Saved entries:
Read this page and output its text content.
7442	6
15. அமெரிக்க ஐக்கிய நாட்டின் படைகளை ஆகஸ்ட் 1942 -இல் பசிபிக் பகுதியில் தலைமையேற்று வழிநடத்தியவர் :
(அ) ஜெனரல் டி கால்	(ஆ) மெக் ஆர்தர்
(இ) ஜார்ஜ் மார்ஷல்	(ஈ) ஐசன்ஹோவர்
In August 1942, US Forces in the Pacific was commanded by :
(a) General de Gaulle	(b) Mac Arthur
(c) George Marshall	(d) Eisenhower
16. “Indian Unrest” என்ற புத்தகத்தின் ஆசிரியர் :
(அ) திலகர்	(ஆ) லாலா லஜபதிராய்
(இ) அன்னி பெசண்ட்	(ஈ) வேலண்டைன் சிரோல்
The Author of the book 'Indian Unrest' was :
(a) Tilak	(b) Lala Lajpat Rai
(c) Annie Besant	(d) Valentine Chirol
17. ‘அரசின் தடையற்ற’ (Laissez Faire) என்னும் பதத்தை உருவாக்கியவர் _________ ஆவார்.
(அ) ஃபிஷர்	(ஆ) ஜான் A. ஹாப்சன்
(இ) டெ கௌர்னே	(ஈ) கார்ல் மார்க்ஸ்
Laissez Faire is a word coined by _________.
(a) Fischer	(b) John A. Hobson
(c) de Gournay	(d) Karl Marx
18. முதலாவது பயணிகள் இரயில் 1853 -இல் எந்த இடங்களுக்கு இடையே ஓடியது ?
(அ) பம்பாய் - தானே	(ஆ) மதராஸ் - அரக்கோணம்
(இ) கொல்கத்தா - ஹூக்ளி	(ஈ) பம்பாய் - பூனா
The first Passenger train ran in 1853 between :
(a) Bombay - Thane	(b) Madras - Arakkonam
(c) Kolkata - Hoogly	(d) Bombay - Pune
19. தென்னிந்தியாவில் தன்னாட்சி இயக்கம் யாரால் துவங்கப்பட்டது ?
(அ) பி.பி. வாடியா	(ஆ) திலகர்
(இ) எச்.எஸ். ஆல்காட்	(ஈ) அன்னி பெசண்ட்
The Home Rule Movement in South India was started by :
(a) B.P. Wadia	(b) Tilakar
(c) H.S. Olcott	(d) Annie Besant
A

## What is needed
Output the records exactly, including every line.

## Result of this task
Read this page and output its text content.
7442	6
15. அமெரிக்க ஐக்கிய நாட்டின் படைகளை ஆகஸ்ட் 1942 -இல் பசிபிக் பகுதியில் தலைமையேற்று வழிநடத்தியவர் :
(அ) ஜெனரல் டி கால்	(ஆ) மெக் ஆர்தர்
(இ) ஜார்ஜ் மார்ஷல்	(ஈ) ஐசன்ஹோவர்
In August 1942, US Forces in the Pacific was commanded by :
(a) General de Gaulle	(b) Mac Arthur
(c) George Marshall	(d) Eisenhower
16. “Indian Unrest” என்ற புத்தகத்தின் ஆசிரியர் :
(அ) திலகர்	(ஆ) லாலா லஜபதிராய்
(இ) அன்னி பெசண்ட்	(ஈ) வேலண்டைன் சிரோல்
The Author of the book 'Indian Unrest' was :
(a) Tilak	(b) Lala Lajpat Rai
(c) Annie Besant	(d) Valentine Chirol
17. ‘அரசின் தடையற்ற’ (Laissez Faire) என்னும் பதத்தை உருவாக்கியவர் _________ ஆவார்.
(அ) ஃபிஷர்	(ஆ) ஜான் A. ஹாப்சன்
(இ) டெ கௌர்னே	(ஈ) கார்ல் மார்க்ஸ்
Laissez Faire is a word coined by _________.
(a) Fischer	(b) John A. Hobson
(c) de Gournay	(d) Karl Marx
18. முதலாவது பயணிகள் இரயில் 1853 -இல் எந்த இடங்களுக்கு இடையே ஓடியது ?
(அ) பம்பாய் - தானே	(ஆ) மதராஸ் - அரக்கோணம்
(இ) கொல்கத்தா - ஹூக்ளி	(ஈ) பம்பாய் - பூனா
The first Passenger train ran in 1853 between :
(a) Bombay - Thane	(b) Madras - Arakkonam
(c) Kolkata - Hoogly	(d) Bombay - Pune
19. தென்னிந்தியாவில் தன்னாட்சி இயக்கம் யாரால் துவங்கப்பட்டது ?
(அ) பி.பி. வாடியா	(ஆ) திலகர்
(இ) எச்.எஸ். ஆல்காட்	(ஈ) அன்னி பெசண்ட்
The Home Rule Movement in South India was started by :
(a) B.P. Wadia	(b) Tilakar
(c) H.S. Olcott	(d) Annie Besant
A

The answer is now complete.